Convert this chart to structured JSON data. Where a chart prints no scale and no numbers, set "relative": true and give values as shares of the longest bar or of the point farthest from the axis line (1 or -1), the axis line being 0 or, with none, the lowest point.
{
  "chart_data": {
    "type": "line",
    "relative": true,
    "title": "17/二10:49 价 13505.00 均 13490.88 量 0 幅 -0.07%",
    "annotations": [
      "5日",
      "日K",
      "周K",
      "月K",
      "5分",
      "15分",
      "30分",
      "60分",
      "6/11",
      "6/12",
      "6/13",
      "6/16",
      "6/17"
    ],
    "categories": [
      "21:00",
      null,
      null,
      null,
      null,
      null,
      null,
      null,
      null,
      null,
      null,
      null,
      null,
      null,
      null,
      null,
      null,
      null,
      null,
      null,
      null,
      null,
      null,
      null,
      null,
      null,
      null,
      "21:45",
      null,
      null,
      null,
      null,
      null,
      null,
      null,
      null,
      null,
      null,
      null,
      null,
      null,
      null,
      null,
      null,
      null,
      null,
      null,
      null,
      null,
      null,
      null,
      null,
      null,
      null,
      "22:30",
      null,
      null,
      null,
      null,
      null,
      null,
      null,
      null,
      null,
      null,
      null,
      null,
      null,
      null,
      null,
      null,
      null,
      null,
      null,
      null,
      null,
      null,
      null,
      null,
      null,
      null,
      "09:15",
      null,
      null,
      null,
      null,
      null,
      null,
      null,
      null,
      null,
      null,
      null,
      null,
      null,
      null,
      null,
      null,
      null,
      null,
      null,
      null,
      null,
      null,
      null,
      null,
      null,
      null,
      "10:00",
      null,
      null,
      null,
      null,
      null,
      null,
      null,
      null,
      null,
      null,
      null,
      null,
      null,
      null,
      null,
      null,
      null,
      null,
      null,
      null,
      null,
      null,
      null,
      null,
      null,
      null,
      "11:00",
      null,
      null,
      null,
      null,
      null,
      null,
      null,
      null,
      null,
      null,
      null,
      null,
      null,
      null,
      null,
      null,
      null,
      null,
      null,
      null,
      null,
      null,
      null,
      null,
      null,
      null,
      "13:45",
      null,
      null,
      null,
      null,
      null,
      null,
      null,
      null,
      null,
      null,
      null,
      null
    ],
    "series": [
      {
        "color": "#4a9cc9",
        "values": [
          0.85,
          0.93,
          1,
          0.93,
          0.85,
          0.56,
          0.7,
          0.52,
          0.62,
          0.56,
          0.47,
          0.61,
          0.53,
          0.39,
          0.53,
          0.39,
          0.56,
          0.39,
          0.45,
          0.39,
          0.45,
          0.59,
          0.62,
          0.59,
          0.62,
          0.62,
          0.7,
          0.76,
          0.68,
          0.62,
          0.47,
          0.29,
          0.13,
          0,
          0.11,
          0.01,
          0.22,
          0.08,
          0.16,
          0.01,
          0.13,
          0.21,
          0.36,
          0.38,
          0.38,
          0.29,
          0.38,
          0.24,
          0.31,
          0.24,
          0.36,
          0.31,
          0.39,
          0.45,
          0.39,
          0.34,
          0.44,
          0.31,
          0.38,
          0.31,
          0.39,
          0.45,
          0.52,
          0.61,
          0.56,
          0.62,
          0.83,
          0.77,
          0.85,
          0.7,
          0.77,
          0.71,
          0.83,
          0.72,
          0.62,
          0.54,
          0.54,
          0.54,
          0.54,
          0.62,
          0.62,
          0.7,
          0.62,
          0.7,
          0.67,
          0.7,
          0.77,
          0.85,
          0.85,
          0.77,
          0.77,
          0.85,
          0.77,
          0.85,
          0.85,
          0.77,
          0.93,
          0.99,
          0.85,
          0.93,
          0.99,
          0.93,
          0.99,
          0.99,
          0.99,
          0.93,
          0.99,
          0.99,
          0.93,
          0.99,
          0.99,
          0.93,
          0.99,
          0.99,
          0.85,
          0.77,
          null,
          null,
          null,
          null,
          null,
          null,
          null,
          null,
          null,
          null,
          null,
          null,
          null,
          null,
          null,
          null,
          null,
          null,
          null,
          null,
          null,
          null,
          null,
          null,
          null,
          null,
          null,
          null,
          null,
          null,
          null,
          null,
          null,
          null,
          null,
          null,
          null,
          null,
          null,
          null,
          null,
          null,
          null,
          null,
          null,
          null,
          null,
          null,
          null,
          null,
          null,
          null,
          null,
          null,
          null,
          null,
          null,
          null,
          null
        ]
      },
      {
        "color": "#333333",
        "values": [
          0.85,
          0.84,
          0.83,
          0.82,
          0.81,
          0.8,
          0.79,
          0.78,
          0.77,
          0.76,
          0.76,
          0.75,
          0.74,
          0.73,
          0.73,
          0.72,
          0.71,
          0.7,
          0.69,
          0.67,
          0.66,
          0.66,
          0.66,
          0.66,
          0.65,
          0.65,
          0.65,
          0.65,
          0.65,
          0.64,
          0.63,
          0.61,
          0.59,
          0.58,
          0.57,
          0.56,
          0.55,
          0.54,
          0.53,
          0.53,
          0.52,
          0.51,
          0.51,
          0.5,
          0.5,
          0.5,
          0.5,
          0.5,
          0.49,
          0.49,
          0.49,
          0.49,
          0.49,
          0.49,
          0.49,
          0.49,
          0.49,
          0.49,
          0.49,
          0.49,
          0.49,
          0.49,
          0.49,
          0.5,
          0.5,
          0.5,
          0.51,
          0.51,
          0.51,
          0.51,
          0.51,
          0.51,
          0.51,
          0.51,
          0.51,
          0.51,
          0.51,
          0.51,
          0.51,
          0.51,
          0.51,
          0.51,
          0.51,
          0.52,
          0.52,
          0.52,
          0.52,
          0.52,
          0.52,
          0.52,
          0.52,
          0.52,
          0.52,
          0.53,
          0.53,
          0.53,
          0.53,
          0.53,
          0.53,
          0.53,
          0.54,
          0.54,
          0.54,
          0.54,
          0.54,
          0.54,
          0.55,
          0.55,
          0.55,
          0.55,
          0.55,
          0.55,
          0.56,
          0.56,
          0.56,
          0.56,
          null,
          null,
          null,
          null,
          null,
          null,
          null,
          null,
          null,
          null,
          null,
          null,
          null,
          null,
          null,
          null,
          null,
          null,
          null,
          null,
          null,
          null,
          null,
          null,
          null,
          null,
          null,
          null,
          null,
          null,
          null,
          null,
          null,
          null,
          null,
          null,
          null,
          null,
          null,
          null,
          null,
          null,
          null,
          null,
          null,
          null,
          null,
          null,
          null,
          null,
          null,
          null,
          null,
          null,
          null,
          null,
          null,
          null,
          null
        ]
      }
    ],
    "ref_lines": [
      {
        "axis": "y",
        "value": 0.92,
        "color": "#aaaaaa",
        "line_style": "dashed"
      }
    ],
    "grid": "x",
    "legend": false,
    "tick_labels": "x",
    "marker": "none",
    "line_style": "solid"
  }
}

(EXERCISE PROMPT):
Using the listing above, retype each line exactly.

(SOLUTION TO THIS EXERCISE):
Convert this chart to structured JSON data. Where a chart prints no scale and no numbers, set "relative": true and give values as shares of the longest bar or of the point farthest from the axis line (1 or -1), the axis line being 0 or, with none, the lowest point.
{
  "chart_data": {
    "type": "line",
    "relative": true,
    "title": "17/二10:49 价 13505.00 均 13490.88 量 0 幅 -0.07%",
    "annotations": [
      "5日",
      "日K",
      "周K",
      "月K",
      "5分",
      "15分",
      "30分",
      "60分",
      "6/11",
      "6/12",
      "6/13",
      "6/16",
      "6/17"
    ],
    "categories": [
      "21:00",
      null,
      null,
      null,
      null,
      null,
      null,
      null,
      null,
      null,
      null,
      null,
      null,
      null,
      null,
      null,
      null,
      null,
      null,
      null,
      null,
      null,
      null,
      null,
      null,
      null,
      null,
      "21:45",
      null,
      null,
      null,
      null,
      null,
      null,
      null,
      null,
      null,
      null,
      null,
      null,
      null,
      null,
      null,
      null,
      null,
      null,
      null,
      null,
      null,
      null,
      null,
      null,
      null,
      null,
      "22:30",
      null,
      null,
      null,
      null,
      null,
      null,
      null,
      null,
      null,
      null,
      null,
      null,
      null,
      null,
      null,
      null,
      null,
      null,
      null,
      null,
      null,
      null,
      null,
      null,
      null,
      null,
      "09:15",
      null,
      null,
      null,
      null,
      null,
      null,
      null,
      null,
      null,
      null,
      null,
      null,
      null,
      null,
      null,
      null,
      null,
      null,
      null,
      null,
      null,
      null,
      null,
      null,
      null,
      null,
      "10:00",
      null,
      null,
      null,
      null,
      null,
      null,
      null,
      null,
      null,
      null,
      null,
      null,
      null,
      null,
      null,
      null,
      null,
      null,
      null,
      null,
      null,
      null,
      null,
      null,
      null,
      null,
      "11:00",
      null,
      null,
      null,
      null,
      null,
      null,
      null,
      null,
      null,
      null,
      null,
      null,
      null,
      null,
      null,
      null,
      null,
      null,
      null,
      null,
      null,
      null,
      null,
      null,
      null,
      null,
      "13:45",
      null,
      null,
      null,
      null,
      null,
      null,
      null,
      null,
      null,
      null,
      null,
      null
    ],
    "series": [
      {
        "color": "#4a9cc9",
        "values": [
          0.85,
          0.93,
          1,
          0.93,
          0.85,
          0.56,
          0.7,
          0.52,
          0.62,
          0.56,
          0.47,
          0.61,
          0.53,
          0.39,
          0.53,
          0.39,
          0.56,
          0.39,
          0.45,
          0.39,
          0.45,
          0.59,
          0.62,
          0.59,
          0.62,
          0.62,
          0.7,
          0.76,
          0.68,
          0.62,
          0.47,
          0.29,
          0.13,
          0,
          0.11,
          0.01,
          0.22,
          0.08,
          0.16,
          0.01,
          0.13,
          0.21,
          0.36,
          0.38,
          0.38,
          0.29,
          0.38,
          0.24,
          0.31,
          0.24,
          0.36,
          0.31,
          0.39,
          0.45,
          0.39,
          0.34,
          0.44,
          0.31,
          0.38,
          0.31,
          0.39,
          0.45,
          0.52,
          0.61,
          0.56,
          0.62,
          0.83,
          0.77,
          0.85,
          0.7,
          0.77,
          0.71,
          0.83,
          0.72,
          0.62,
          0.54,
          0.54,
          0.54,
          0.54,
          0.62,
          0.62,
          0.7,
          0.62,
          0.7,
          0.67,
          0.7,
          0.77,
          0.85,
          0.85,
          0.77,
          0.77,
          0.85,
          0.77,
          0.85,
          0.85,
          0.77,
          0.93,
          0.99,
          0.85,
          0.93,
          0.99,
          0.93,
          0.99,
          0.99,
          0.99,
          0.93,
          0.99,
          0.99,
          0.93,
          0.99,
          0.99,
          0.93,
          0.99,
          0.99,
          0.85,
          0.77,
          null,
          null,
          null,
          null,
          null,
          null,
          null,
          null,
          null,
          null,
          null,
          null,
          null,
          null,
          null,
          null,
          null,
          null,
          null,
          null,
          null,
          null,
          null,
          null,
          null,
          null,
          null,
          null,
          null,
          null,
          null,
          null,
          null,
          null,
          null,
          null,
          null,
          null,
          null,
          null,
          null,
          null,
          null,
          null,
          null,
          null,
          null,
          null,
          null,
          null,
          null,
          null,
          null,
          null,
          null,
          null,
          null,
          null,
          null
        ]
      },
      {
        "color": "#333333",
        "values": [
          0.85,
          0.84,
          0.83,
          0.82,
          0.81,
          0.8,
          0.79,
          0.78,
          0.77,
          0.76,
          0.76,
          0.75,
          0.74,
          0.73,
          0.73,
          0.72,
          0.71,
          0.7,
          0.69,
          0.67,
          0.66,
          0.66,
          0.66,
          0.66,
          0.65,
          0.65,
          0.65,
          0.65,
          0.65,
          0.64,
          0.63,
          0.61,
          0.59,
          0.58,
          0.57,
          0.56,
          0.55,
          0.54,
          0.53,
          0.53,
          0.52,
          0.51,
          0.51,
          0.5,
          0.5,
          0.5,
          0.5,
          0.5,
          0.49,
          0.49,
          0.49,
          0.49,
          0.49,
          0.49,
          0.49,
          0.49,
          0.49,
          0.49,
          0.49,
          0.49,
          0.49,
          0.49,
          0.49,
          0.5,
          0.5,
          0.5,
          0.51,
          0.51,
          0.51,
          0.51,
          0.51,
          0.51,
          0.51,
          0.51,
          0.51,
          0.51,
          0.51,
          0.51,
          0.51,
          0.51,
          0.51,
          0.51,
          0.51,
          0.52,
          0.52,
          0.52,
          0.52,
          0.52,
          0.52,
          0.52,
          0.52,
          0.52,
          0.52,
          0.53,
          0.53,
          0.53,
          0.53,
          0.53,
          0.53,
          0.53,
          0.54,
          0.54,
          0.54,
          0.54,
          0.54,
          0.54,
          0.55,
          0.55,
          0.55,
          0.55,
          0.55,
          0.55,
          0.56,
          0.56,
          0.56,
          0.56,
          null,
          null,
          null,
          null,
          null,
          null,
          null,
          null,
          null,
          null,
          null,
          null,
          null,
          null,
          null,
          null,
          null,
          null,
          null,
          null,
          null,
          null,
          null,
          null,
          null,
          null,
          null,
          null,
          null,
          null,
          null,
          null,
          null,
          null,
          null,
          null,
          null,
          null,
          null,
          null,
          null,
          null,
          null,
          null,
          null,
          null,
          null,
          null,
          null,
          null,
          null,
          null,
          null,
          null,
          null,
          null,
          null,
          null,
          null
        ]
      }
    ],
    "ref_lines": [
      {
        "axis": "y",
        "value": 0.92,
        "color": "#aaaaaa",
        "line_style": "dashed"
      }
    ],
    "grid": "x",
    "legend": false,
    "tick_labels": "x",
    "marker": "none",
    "line_style": "solid"
  }
}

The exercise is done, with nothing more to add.